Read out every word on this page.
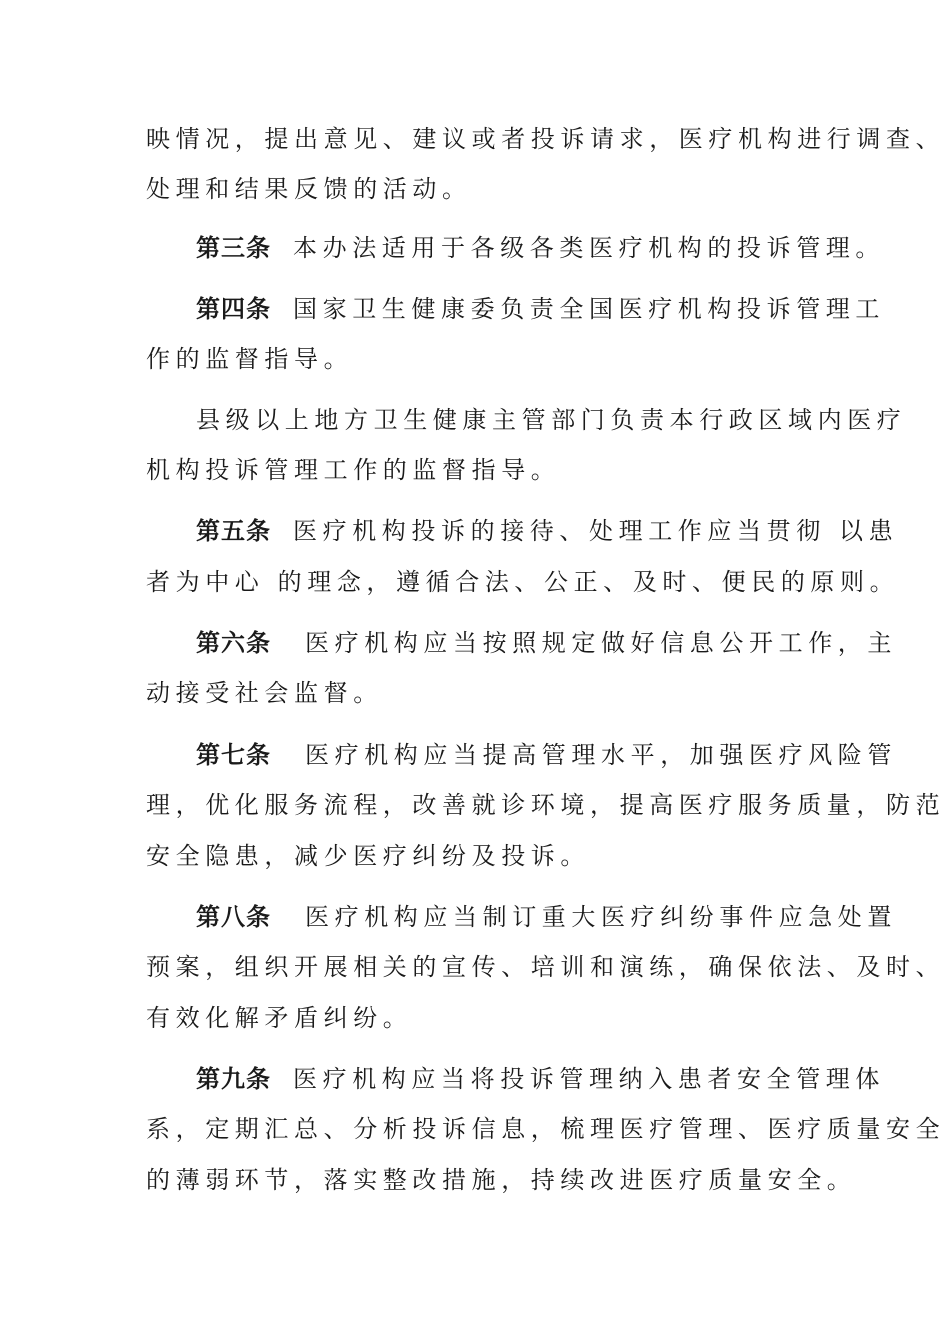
映情况，提出意见、建议或者投诉请求，医疗机构进行调查、
处理和结果反馈的活动。
第三条 本办法适用于各级各类医疗机构的投诉管理。
第四条 国家卫生健康委负责全国医疗机构投诉管理工
作的监督指导。
县级以上地方卫生健康主管部门负责本行政区域内医疗
机构投诉管理工作的监督指导。
第五条 医疗机构投诉的接待、处理工作应当贯彻 以患
者为中心 的理念，遵循合法、公正、及时、便民的原则。
第六条 医疗机构应当按照规定做好信息公开工作，主
动接受社会监督。
第七条 医疗机构应当提高管理水平，加强医疗风险管
理，优化服务流程，改善就诊环境，提高医疗服务质量，防范
安全隐患，减少医疗纠纷及投诉。
第八条 医疗机构应当制订重大医疗纠纷事件应急处置
预案，组织开展相关的宣传、培训和演练，确保依法、及时、
有效化解矛盾纠纷。
第九条 医疗机构应当将投诉管理纳入患者安全管理体
系，定期汇总、分析投诉信息，梳理医疗管理、医疗质量安全
的薄弱环节，落实整改措施，持续改进医疗质量安全。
- - - - - - -
Return all of the entries exactly as written, but drop any pictures they hold.

**The reply**
Read out every word on this page.
映情况，提出意见、建议或者投诉请求，医疗机构进行调查、
处理和结果反馈的活动。
第三条 本办法适用于各级各类医疗机构的投诉管理。
第四条 国家卫生健康委负责全国医疗机构投诉管理工
作的监督指导。
县级以上地方卫生健康主管部门负责本行政区域内医疗
机构投诉管理工作的监督指导。
第五条 医疗机构投诉的接待、处理工作应当贯彻 以患
者为中心 的理念，遵循合法、公正、及时、便民的原则。
第六条 医疗机构应当按照规定做好信息公开工作，主
动接受社会监督。
第七条 医疗机构应当提高管理水平，加强医疗风险管
理，优化服务流程，改善就诊环境，提高医疗服务质量，防范
安全隐患，减少医疗纠纷及投诉。
第八条 医疗机构应当制订重大医疗纠纷事件应急处置
预案，组织开展相关的宣传、培训和演练，确保依法、及时、
有效化解矛盾纠纷。
第九条 医疗机构应当将投诉管理纳入患者安全管理体
系，定期汇总、分析投诉信息，梳理医疗管理、医疗质量安全
的薄弱环节，落实整改措施，持续改进医疗质量安全。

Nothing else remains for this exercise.